List each line holding the string "grid".

#####

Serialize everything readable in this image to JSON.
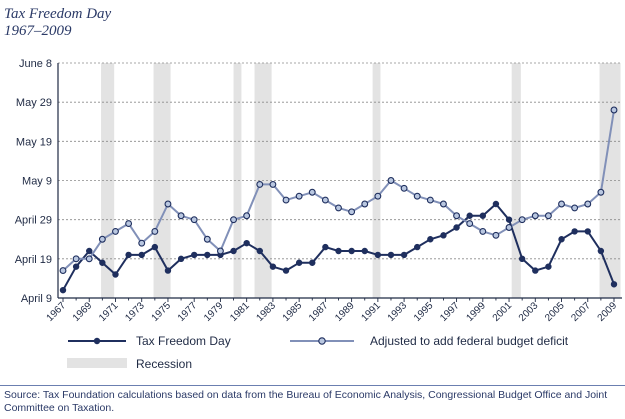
{
  "title": "Tax Freedom Day",
  "subtitle": "1967–2009",
  "source": "Source: Tax Foundation calculations based on data from the Bureau of Economic Analysis, Congressional Budget Office and Joint Committee on Taxation.",
  "colors": {
    "tfd": "#1f2f5e",
    "adjusted": "#8190b8",
    "adjusted_fill": "#b9c7e0",
    "recession": "#e3e3e3",
    "axis": "#1f2a44",
    "grid": "#8a8a8a"
  },
  "chart_data": {
    "type": "line",
    "title": "Tax Freedom Day",
    "subtitle": "1967–2009",
    "y_ticks": [
      {
        "label": "June 8",
        "value": 60
      },
      {
        "label": "May 29",
        "value": 50
      },
      {
        "label": "May 19",
        "value": 40
      },
      {
        "label": "May 9",
        "value": 30
      },
      {
        "label": "April 29",
        "value": 20
      },
      {
        "label": "April 19",
        "value": 10
      },
      {
        "label": "April 9",
        "value": 0
      }
    ],
    "y_unit": "days after April 9",
    "ylim": [
      0,
      60
    ],
    "xlim": [
      1967,
      2009
    ],
    "x_tick_labels": [
      "1967",
      "1969",
      "1971",
      "1973",
      "1975",
      "1977",
      "1979",
      "1981",
      "1983",
      "1985",
      "1987",
      "1989",
      "1991",
      "1993",
      "1995",
      "1997",
      "1999",
      "2001",
      "2003",
      "2005",
      "2007",
      "2009"
    ],
    "grid": "horizontal dashed",
    "recessions": [
      [
        1969.9,
        1970.9
      ],
      [
        1973.9,
        1975.2
      ],
      [
        1980.0,
        1980.6
      ],
      [
        1981.6,
        1982.9
      ],
      [
        1990.6,
        1991.2
      ],
      [
        2001.2,
        2001.9
      ],
      [
        2007.9,
        2009.5
      ]
    ],
    "legend": {
      "position": "bottom",
      "tfd_label": "Tax Freedom Day",
      "adjusted_label": "Adjusted to add federal budget deficit",
      "recession_label": "Recession"
    },
    "series": [
      {
        "name": "Tax Freedom Day",
        "x": [
          1967,
          1968,
          1969,
          1970,
          1971,
          1972,
          1973,
          1974,
          1975,
          1976,
          1977,
          1978,
          1979,
          1980,
          1981,
          1982,
          1983,
          1984,
          1985,
          1986,
          1987,
          1988,
          1989,
          1990,
          1991,
          1992,
          1993,
          1994,
          1995,
          1996,
          1997,
          1998,
          1999,
          2000,
          2001,
          2002,
          2003,
          2004,
          2005,
          2006,
          2007,
          2008,
          2009
        ],
        "values": [
          2,
          8,
          12,
          9,
          6,
          11,
          11,
          13,
          7,
          10,
          11,
          11,
          11,
          12,
          14,
          12,
          8,
          7,
          9,
          9,
          13,
          12,
          12,
          12,
          11,
          11,
          11,
          13,
          15,
          16,
          18,
          21,
          21,
          24,
          20,
          10,
          7,
          8,
          15,
          17,
          17,
          12,
          3.5
        ]
      },
      {
        "name": "Adjusted to add federal budget deficit",
        "x": [
          1967,
          1968,
          1969,
          1970,
          1971,
          1972,
          1973,
          1974,
          1975,
          1976,
          1977,
          1978,
          1979,
          1980,
          1981,
          1982,
          1983,
          1984,
          1985,
          1986,
          1987,
          1988,
          1989,
          1990,
          1991,
          1992,
          1993,
          1994,
          1995,
          1996,
          1997,
          1998,
          1999,
          2000,
          2001,
          2002,
          2003,
          2004,
          2005,
          2006,
          2007,
          2008,
          2009
        ],
        "values": [
          7,
          10,
          10,
          15,
          17,
          19,
          14,
          17,
          24,
          21,
          20,
          15,
          12,
          20,
          21,
          29,
          29,
          25,
          26,
          27,
          25,
          23,
          22,
          24,
          26,
          30,
          28,
          26,
          25,
          24,
          21,
          19,
          17,
          16,
          18,
          20,
          21,
          21,
          24,
          23,
          24,
          27,
          48
        ]
      }
    ]
  }
}
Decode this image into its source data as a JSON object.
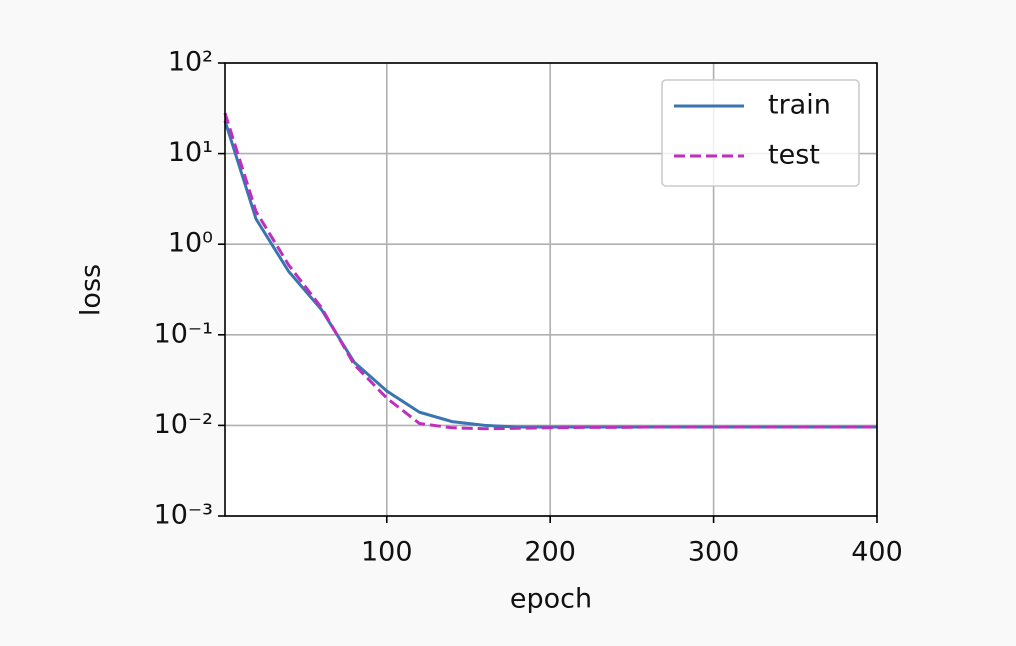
{
  "chart_data": {
    "type": "line",
    "xlabel": "epoch",
    "ylabel": "loss",
    "x": [
      1,
      20,
      40,
      60,
      80,
      100,
      120,
      140,
      160,
      180,
      200,
      220,
      240,
      260,
      280,
      300,
      320,
      340,
      360,
      380,
      400
    ],
    "series": [
      {
        "name": "train",
        "color": "#3a75b0",
        "dash": false,
        "values": [
          23,
          1.9,
          0.5,
          0.19,
          0.05,
          0.024,
          0.014,
          0.011,
          0.01,
          0.0096,
          0.0096,
          0.0096,
          0.0096,
          0.0096,
          0.0096,
          0.0096,
          0.0096,
          0.0096,
          0.0096,
          0.0096,
          0.0096
        ]
      },
      {
        "name": "test",
        "color": "#bf2fbf",
        "dash": true,
        "values": [
          28,
          2.3,
          0.59,
          0.2,
          0.047,
          0.02,
          0.0105,
          0.0094,
          0.0092,
          0.0093,
          0.0094,
          0.0095,
          0.0095,
          0.0096,
          0.0096,
          0.0096,
          0.0096,
          0.0096,
          0.0096,
          0.0096,
          0.0096
        ]
      }
    ],
    "xlim": [
      1,
      400
    ],
    "xticks": [
      100,
      200,
      300,
      400
    ],
    "ylim": [
      0.001,
      100
    ],
    "log_y": true,
    "yticks": [
      {
        "value": 0.001,
        "label": "10⁻³"
      },
      {
        "value": 0.01,
        "label": "10⁻²"
      },
      {
        "value": 0.1,
        "label": "10⁻¹"
      },
      {
        "value": 1,
        "label": "10⁰"
      },
      {
        "value": 10,
        "label": "10¹"
      },
      {
        "value": 100,
        "label": "10²"
      }
    ],
    "grid": true,
    "legend": "upper right"
  }
}
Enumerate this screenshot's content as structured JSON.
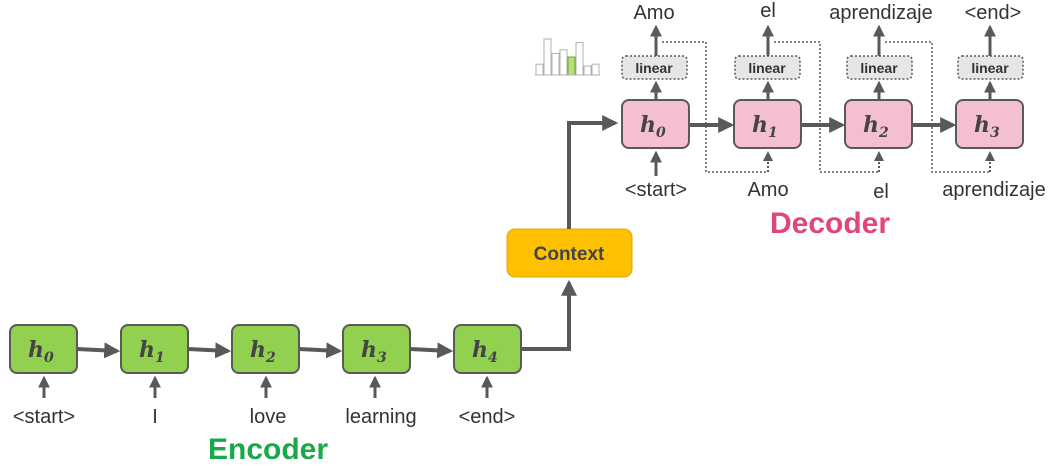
{
  "colors": {
    "encoder_fill": "#92d050",
    "decoder_fill": "#f4bfd0",
    "context_fill": "#ffc000",
    "encoder_title": "#1aa84a",
    "decoder_title": "#e0457b",
    "arrow": "#595959",
    "linear_fill": "#e6e6e6"
  },
  "encoder": {
    "title": "Encoder",
    "states": [
      {
        "h": "h",
        "sub": "0"
      },
      {
        "h": "h",
        "sub": "1"
      },
      {
        "h": "h",
        "sub": "2"
      },
      {
        "h": "h",
        "sub": "3"
      },
      {
        "h": "h",
        "sub": "4"
      }
    ],
    "inputs": [
      "<start>",
      "I",
      "love",
      "learning",
      "<end>"
    ]
  },
  "context": {
    "label": "Context"
  },
  "decoder": {
    "title": "Decoder",
    "states": [
      {
        "h": "h",
        "sub": "0"
      },
      {
        "h": "h",
        "sub": "1"
      },
      {
        "h": "h",
        "sub": "2"
      },
      {
        "h": "h",
        "sub": "3"
      }
    ],
    "linear_label": "linear",
    "inputs": [
      "<start>",
      "Amo",
      "el",
      "aprendizaje"
    ],
    "outputs": [
      "Amo",
      "el",
      "aprendizaje",
      "<end>"
    ]
  },
  "histogram": {
    "icon": "probability-histogram-icon",
    "bars": [
      0.3,
      1.0,
      0.6,
      0.7,
      0.5,
      0.9,
      0.25,
      0.3
    ],
    "highlight_index": 4
  }
}
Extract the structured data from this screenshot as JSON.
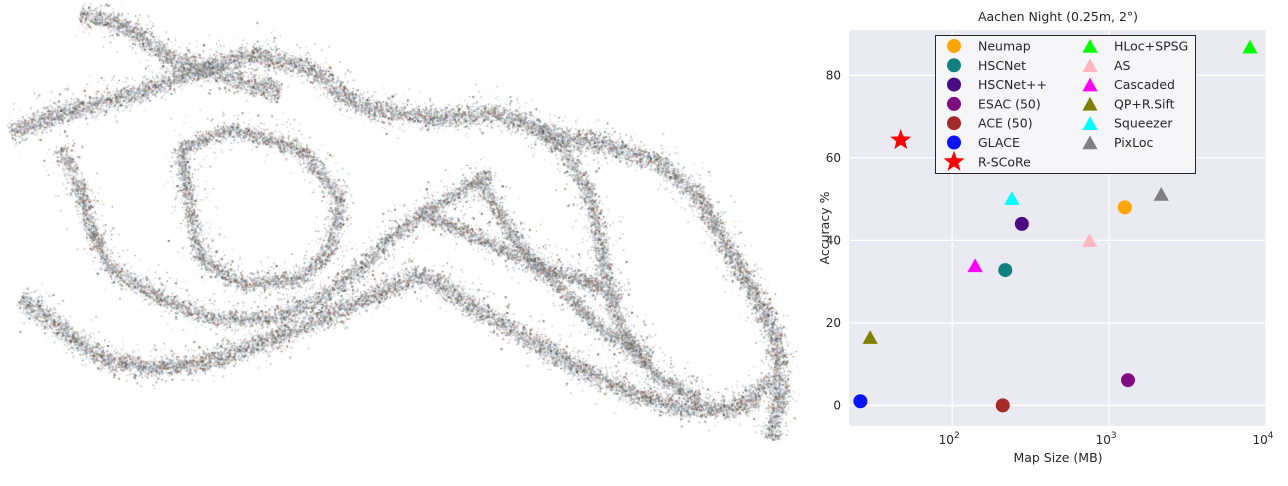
{
  "image_panel": {
    "icon": "point-cloud-reconstruction"
  },
  "chart_data": {
    "type": "scatter",
    "title": "Aachen Night (0.25m, 2°)",
    "xlabel": "Map Size (MB)",
    "ylabel": "Accuracy %",
    "xscale": "log",
    "xlim": [
      22,
      10000
    ],
    "ylim": [
      -5,
      91
    ],
    "xticks": [
      {
        "value": 100,
        "base": "10",
        "exp": "2"
      },
      {
        "value": 1000,
        "base": "10",
        "exp": "3"
      },
      {
        "value": 10000,
        "base": "10",
        "exp": "4"
      }
    ],
    "yticks": [
      0,
      20,
      40,
      60,
      80
    ],
    "grid": true,
    "background": "#eaeaf2",
    "legend_position": "top-right",
    "series": [
      {
        "name": "Neumap",
        "marker": "circle",
        "color": "#ffa500",
        "x": 1260,
        "y": 48
      },
      {
        "name": "HSCNet",
        "marker": "circle",
        "color": "#138080",
        "x": 218,
        "y": 32.8
      },
      {
        "name": "HSCNet++",
        "marker": "circle",
        "color": "#4b0a82",
        "x": 278,
        "y": 44
      },
      {
        "name": "ESAC (50)",
        "marker": "circle",
        "color": "#800c80",
        "x": 1320,
        "y": 6.1
      },
      {
        "name": "ACE (50)",
        "marker": "circle",
        "color": "#a52a2a",
        "x": 210,
        "y": 0
      },
      {
        "name": "GLACE",
        "marker": "circle",
        "color": "#0a14f5",
        "x": 26,
        "y": 1.0
      },
      {
        "name": "R-SCoRe",
        "marker": "star",
        "color": "#ff0000",
        "x": 47,
        "y": 64.3
      },
      {
        "name": "HLoc+SPSG",
        "marker": "triangle",
        "color": "#00ff00",
        "x": 7900,
        "y": 86.7
      },
      {
        "name": "AS",
        "marker": "triangle",
        "color": "#ffb6c1",
        "x": 750,
        "y": 39.8
      },
      {
        "name": "Cascaded",
        "marker": "triangle",
        "color": "#ff00ff",
        "x": 140,
        "y": 33.7
      },
      {
        "name": "QP+R.Sift",
        "marker": "triangle",
        "color": "#808000",
        "x": 30,
        "y": 16.3
      },
      {
        "name": "Squeezer",
        "marker": "triangle",
        "color": "#00ffff",
        "x": 240,
        "y": 50
      },
      {
        "name": "PixLoc",
        "marker": "triangle",
        "color": "#808080",
        "x": 2150,
        "y": 51
      }
    ]
  }
}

#####

= Answer for this exercise =
    "grid": "#8a8a8a"
    "grid": "horizontal dashed",
    "grid": true,
    "grid": true,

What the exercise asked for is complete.